* **Work required**:
All of the records below must be output exactly, with no pictures carried over.

Saved data entries:
········

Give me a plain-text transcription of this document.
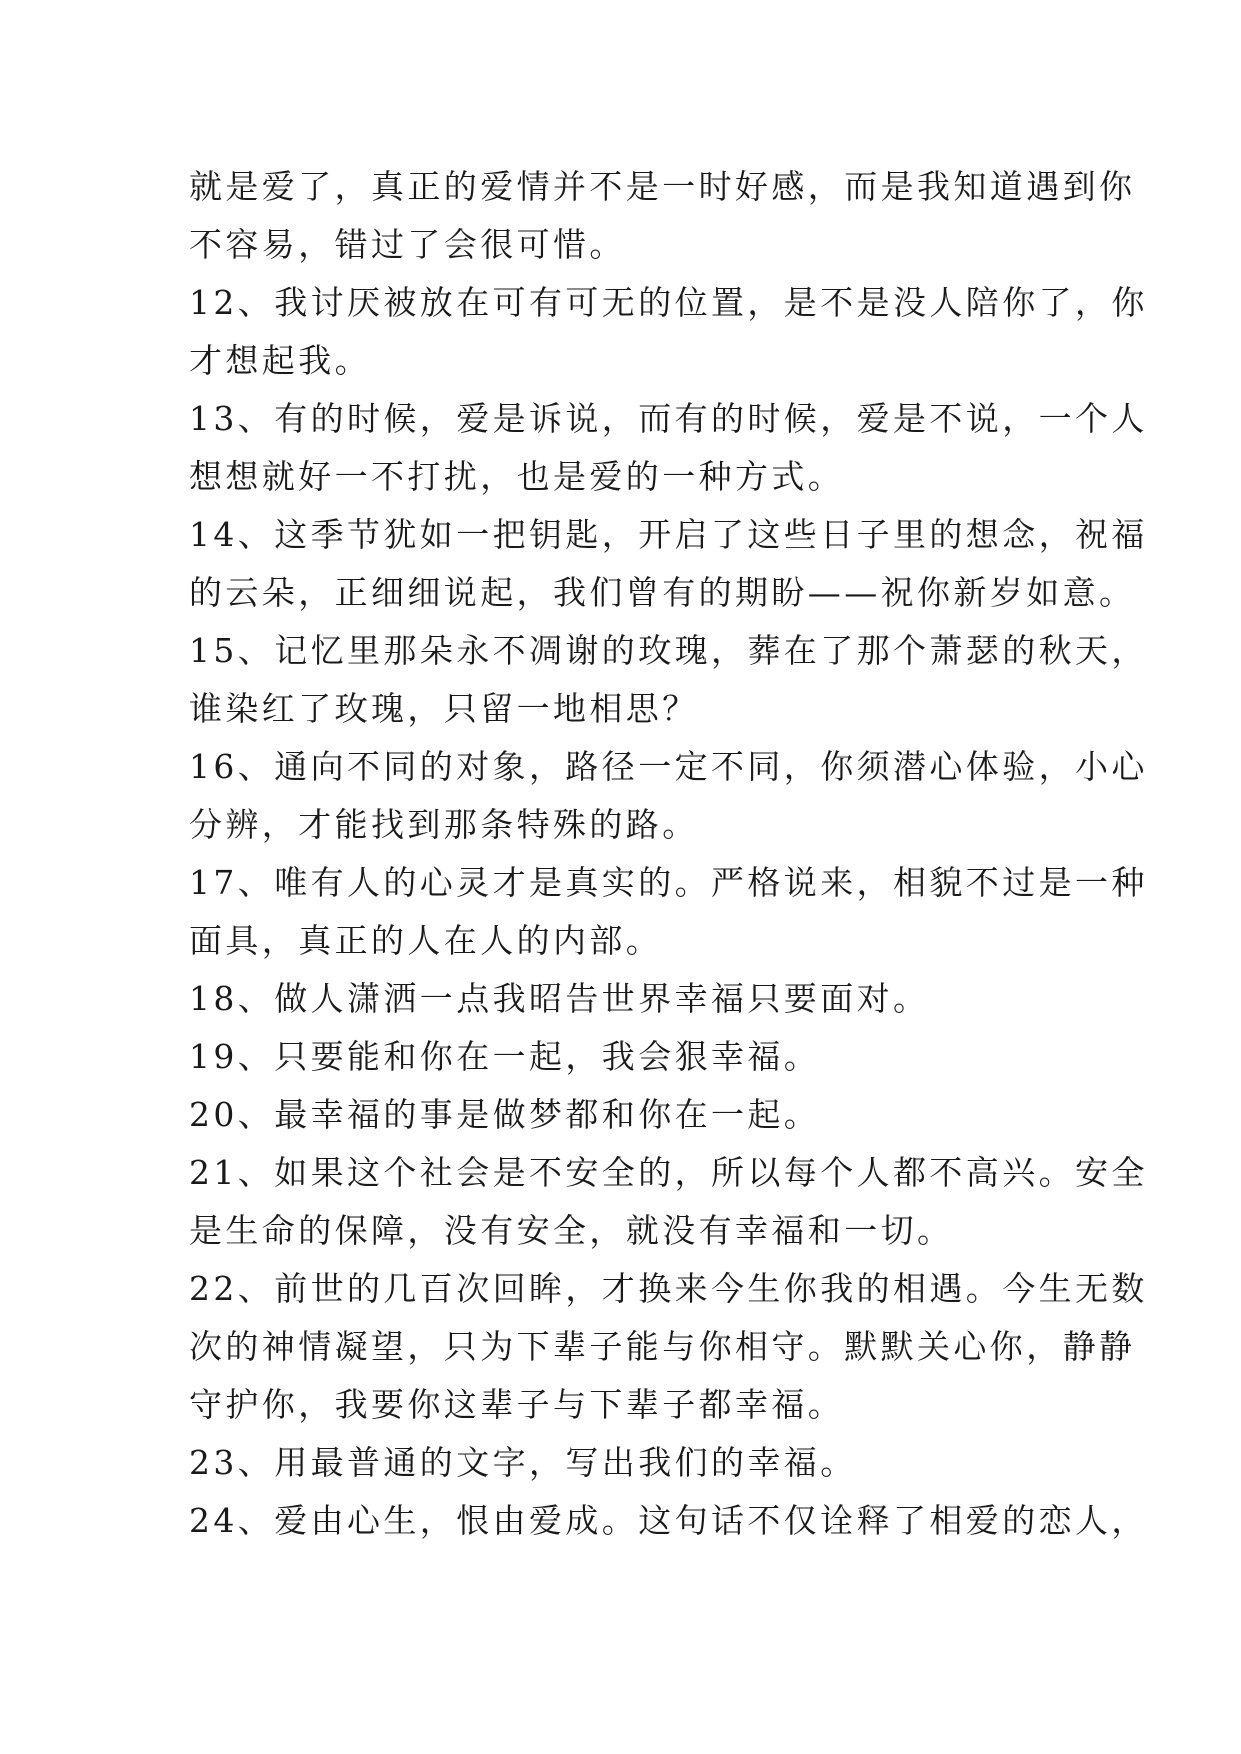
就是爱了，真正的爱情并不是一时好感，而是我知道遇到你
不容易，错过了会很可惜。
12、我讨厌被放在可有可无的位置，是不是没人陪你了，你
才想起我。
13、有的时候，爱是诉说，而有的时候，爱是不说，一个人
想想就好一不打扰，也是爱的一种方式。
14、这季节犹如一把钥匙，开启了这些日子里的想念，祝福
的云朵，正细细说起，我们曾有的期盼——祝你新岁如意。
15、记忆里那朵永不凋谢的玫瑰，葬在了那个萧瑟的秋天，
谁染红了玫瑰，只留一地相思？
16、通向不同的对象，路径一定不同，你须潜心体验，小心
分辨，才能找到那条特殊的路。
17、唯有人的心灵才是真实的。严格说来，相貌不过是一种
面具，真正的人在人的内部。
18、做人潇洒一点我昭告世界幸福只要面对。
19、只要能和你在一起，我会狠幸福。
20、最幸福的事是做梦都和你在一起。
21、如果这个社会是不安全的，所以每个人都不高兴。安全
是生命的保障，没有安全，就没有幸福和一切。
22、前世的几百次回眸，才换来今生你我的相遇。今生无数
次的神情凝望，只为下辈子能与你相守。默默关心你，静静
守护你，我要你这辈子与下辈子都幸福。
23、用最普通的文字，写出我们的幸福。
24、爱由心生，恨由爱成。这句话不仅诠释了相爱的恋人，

········

* **Complete output**:
Give me a plain-text transcription of this document.
就是爱了，真正的爱情并不是一时好感，而是我知道遇到你
不容易，错过了会很可惜。
12、我讨厌被放在可有可无的位置，是不是没人陪你了，你
才想起我。
13、有的时候，爱是诉说，而有的时候，爱是不说，一个人
想想就好一不打扰，也是爱的一种方式。
14、这季节犹如一把钥匙，开启了这些日子里的想念，祝福
的云朵，正细细说起，我们曾有的期盼——祝你新岁如意。
15、记忆里那朵永不凋谢的玫瑰，葬在了那个萧瑟的秋天，
谁染红了玫瑰，只留一地相思？
16、通向不同的对象，路径一定不同，你须潜心体验，小心
分辨，才能找到那条特殊的路。
17、唯有人的心灵才是真实的。严格说来，相貌不过是一种
面具，真正的人在人的内部。
18、做人潇洒一点我昭告世界幸福只要面对。
19、只要能和你在一起，我会狠幸福。
20、最幸福的事是做梦都和你在一起。
21、如果这个社会是不安全的，所以每个人都不高兴。安全
是生命的保障，没有安全，就没有幸福和一切。
22、前世的几百次回眸，才换来今生你我的相遇。今生无数
次的神情凝望，只为下辈子能与你相守。默默关心你，静静
守护你，我要你这辈子与下辈子都幸福。
23、用最普通的文字，写出我们的幸福。
24、爱由心生，恨由爱成。这句话不仅诠释了相爱的恋人，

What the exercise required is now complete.